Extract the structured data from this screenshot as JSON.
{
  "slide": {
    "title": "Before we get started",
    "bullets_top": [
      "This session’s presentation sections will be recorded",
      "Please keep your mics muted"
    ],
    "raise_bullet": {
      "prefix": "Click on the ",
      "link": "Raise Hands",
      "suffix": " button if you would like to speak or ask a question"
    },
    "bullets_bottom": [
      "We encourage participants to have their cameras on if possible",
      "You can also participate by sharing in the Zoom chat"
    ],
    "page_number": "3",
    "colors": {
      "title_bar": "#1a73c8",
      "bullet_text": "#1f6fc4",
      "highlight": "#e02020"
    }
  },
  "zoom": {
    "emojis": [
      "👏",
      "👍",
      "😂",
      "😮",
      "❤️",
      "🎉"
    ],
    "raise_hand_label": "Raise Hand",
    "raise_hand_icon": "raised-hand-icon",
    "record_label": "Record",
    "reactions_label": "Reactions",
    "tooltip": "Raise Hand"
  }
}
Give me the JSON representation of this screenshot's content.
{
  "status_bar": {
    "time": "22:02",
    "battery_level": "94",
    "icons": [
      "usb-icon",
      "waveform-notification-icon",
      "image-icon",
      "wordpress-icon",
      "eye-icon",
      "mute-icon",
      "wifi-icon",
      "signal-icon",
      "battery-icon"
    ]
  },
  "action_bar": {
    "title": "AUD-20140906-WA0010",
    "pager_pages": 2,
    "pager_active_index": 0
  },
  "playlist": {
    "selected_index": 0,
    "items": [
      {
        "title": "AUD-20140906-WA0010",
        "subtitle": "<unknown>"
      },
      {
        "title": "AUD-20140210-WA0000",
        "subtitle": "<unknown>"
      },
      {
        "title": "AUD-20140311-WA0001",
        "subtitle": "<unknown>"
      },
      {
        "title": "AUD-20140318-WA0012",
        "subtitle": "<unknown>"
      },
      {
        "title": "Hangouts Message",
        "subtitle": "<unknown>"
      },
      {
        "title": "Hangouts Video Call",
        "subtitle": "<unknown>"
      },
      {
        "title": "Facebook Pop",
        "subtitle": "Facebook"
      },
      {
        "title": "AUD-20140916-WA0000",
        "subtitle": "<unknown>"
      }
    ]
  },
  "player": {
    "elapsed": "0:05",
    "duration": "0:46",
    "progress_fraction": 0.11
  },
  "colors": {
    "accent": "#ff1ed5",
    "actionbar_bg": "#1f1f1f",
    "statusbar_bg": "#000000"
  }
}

════════════════════

EXERCISE AIM -> Copy out all of the lines above exactly.

EXERCISE RESPONSE ->
Extract the structured data from this screenshot as JSON.
{
  "slide": {
    "title": "Before we get started",
    "bullets_top": [
      "This session’s presentation sections will be recorded",
      "Please keep your mics muted"
    ],
    "raise_bullet": {
      "prefix": "Click on the ",
      "link": "Raise Hands",
      "suffix": " button if you would like to speak or ask a question"
    },
    "bullets_bottom": [
      "We encourage participants to have their cameras on if possible",
      "You can also participate by sharing in the Zoom chat"
    ],
    "page_number": "3",
    "colors": {
      "title_bar": "#1a73c8",
      "bullet_text": "#1f6fc4",
      "highlight": "#e02020"
    }
  },
  "zoom": {
    "emojis": [
      "👏",
      "👍",
      "😂",
      "😮",
      "❤️",
      "🎉"
    ],
    "raise_hand_label": "Raise Hand",
    "raise_hand_icon": "raised-hand-icon",
    "record_label": "Record",
    "reactions_label": "Reactions",
    "tooltip": "Raise Hand"
  }
}
Give me the JSON representation of this screenshot's content.
{
  "status_bar": {
    "time": "22:02",
    "battery_level": "94",
    "icons": [
      "usb-icon",
      "waveform-notification-icon",
      "image-icon",
      "wordpress-icon",
      "eye-icon",
      "mute-icon",
      "wifi-icon",
      "signal-icon",
      "battery-icon"
    ]
  },
  "action_bar": {
    "title": "AUD-20140906-WA0010",
    "pager_pages": 2,
    "pager_active_index": 0
  },
  "playlist": {
    "selected_index": 0,
    "items": [
      {
        "title": "AUD-20140906-WA0010",
        "subtitle": "<unknown>"
      },
      {
        "title": "AUD-20140210-WA0000",
        "subtitle": "<unknown>"
      },
      {
        "title": "AUD-20140311-WA0001",
        "subtitle": "<unknown>"
      },
      {
        "title": "AUD-20140318-WA0012",
        "subtitle": "<unknown>"
      },
      {
        "title": "Hangouts Message",
        "subtitle": "<unknown>"
      },
      {
        "title": "Hangouts Video Call",
        "subtitle": "<unknown>"
      },
      {
        "title": "Facebook Pop",
        "subtitle": "Facebook"
      },
      {
        "title": "AUD-20140916-WA0000",
        "subtitle": "<unknown>"
      }
    ]
  },
  "player": {
    "elapsed": "0:05",
    "duration": "0:46",
    "progress_fraction": 0.11
  },
  "colors": {
    "accent": "#ff1ed5",
    "actionbar_bg": "#1f1f1f",
    "statusbar_bg": "#000000"
  }
}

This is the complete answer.